* Entries supplied *

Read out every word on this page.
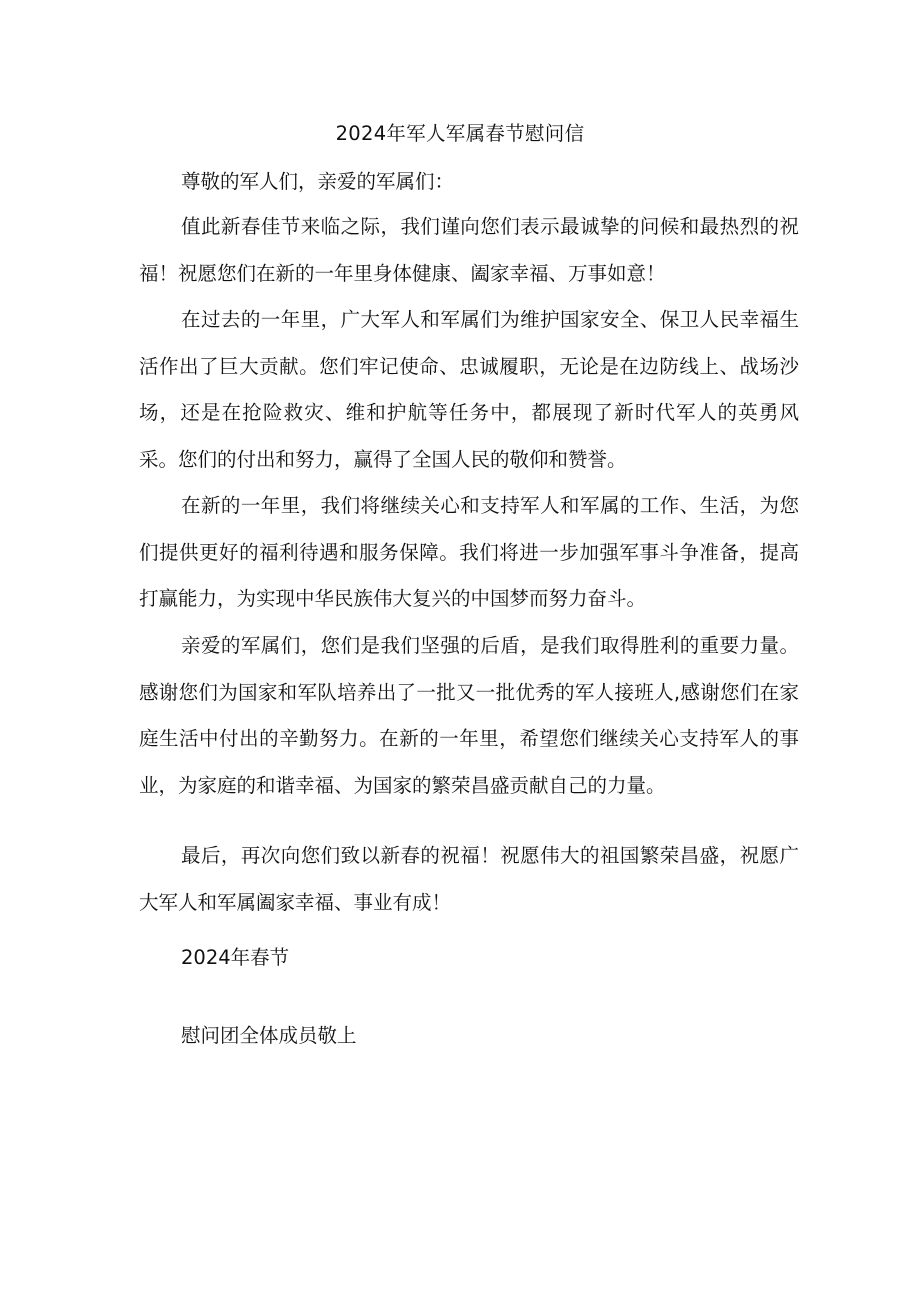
2024年军人军属春节慰问信
尊敬的军人们，亲爱的军属们：

值此新春佳节来临之际，我们谨向您们表示最诚挚的问候和最热烈的祝福！祝愿您们在新的一年里身体健康、阖家幸福、万事如意！

在过去的一年里，广大军人和军属们为维护国家安全、保卫人民幸福生活作出了巨大贡献。您们牢记使命、忠诚履职，无论是在边防线上、战场沙场，还是在抢险救灾、维和护航等任务中，都展现了新时代军人的英勇风采。您们的付出和努力，赢得了全国人民的敬仰和赞誉。

在新的一年里，我们将继续关心和支持军人和军属的工作、生活，为您们提供更好的福利待遇和服务保障。我们将进一步加强军事斗争准备，提高打赢能力，为实现中华民族伟大复兴的中国梦而努力奋斗。

亲爱的军属们，您们是我们坚强的后盾，是我们取得胜利的重要力量。感谢您们为国家和军队培养出了一批又一批优秀的军人接班人,感谢您们在家庭生活中付出的辛勤努力。在新的一年里，希望您们继续关心支持军人的事业，为家庭的和谐幸福、为国家的繁荣昌盛贡献自己的力量。

最后，再次向您们致以新春的祝福！祝愿伟大的祖国繁荣昌盛，祝愿广大军人和军属阖家幸福、事业有成！

2024年春节
慰问团全体成员敬上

* Brief *
The records above are to be restated exactly, without their pictures.

* The solution *
Read out every word on this page.
2024年军人军属春节慰问信
尊敬的军人们，亲爱的军属们：

值此新春佳节来临之际，我们谨向您们表示最诚挚的问候和最热烈的祝福！祝愿您们在新的一年里身体健康、阖家幸福、万事如意！

在过去的一年里，广大军人和军属们为维护国家安全、保卫人民幸福生活作出了巨大贡献。您们牢记使命、忠诚履职，无论是在边防线上、战场沙场，还是在抢险救灾、维和护航等任务中，都展现了新时代军人的英勇风采。您们的付出和努力，赢得了全国人民的敬仰和赞誉。

在新的一年里，我们将继续关心和支持军人和军属的工作、生活，为您们提供更好的福利待遇和服务保障。我们将进一步加强军事斗争准备，提高打赢能力，为实现中华民族伟大复兴的中国梦而努力奋斗。

亲爱的军属们，您们是我们坚强的后盾，是我们取得胜利的重要力量。感谢您们为国家和军队培养出了一批又一批优秀的军人接班人,感谢您们在家庭生活中付出的辛勤努力。在新的一年里，希望您们继续关心支持军人的事业，为家庭的和谐幸福、为国家的繁荣昌盛贡献自己的力量。

最后，再次向您们致以新春的祝福！祝愿伟大的祖国繁荣昌盛，祝愿广大军人和军属阖家幸福、事业有成！

2024年春节
慰问团全体成员敬上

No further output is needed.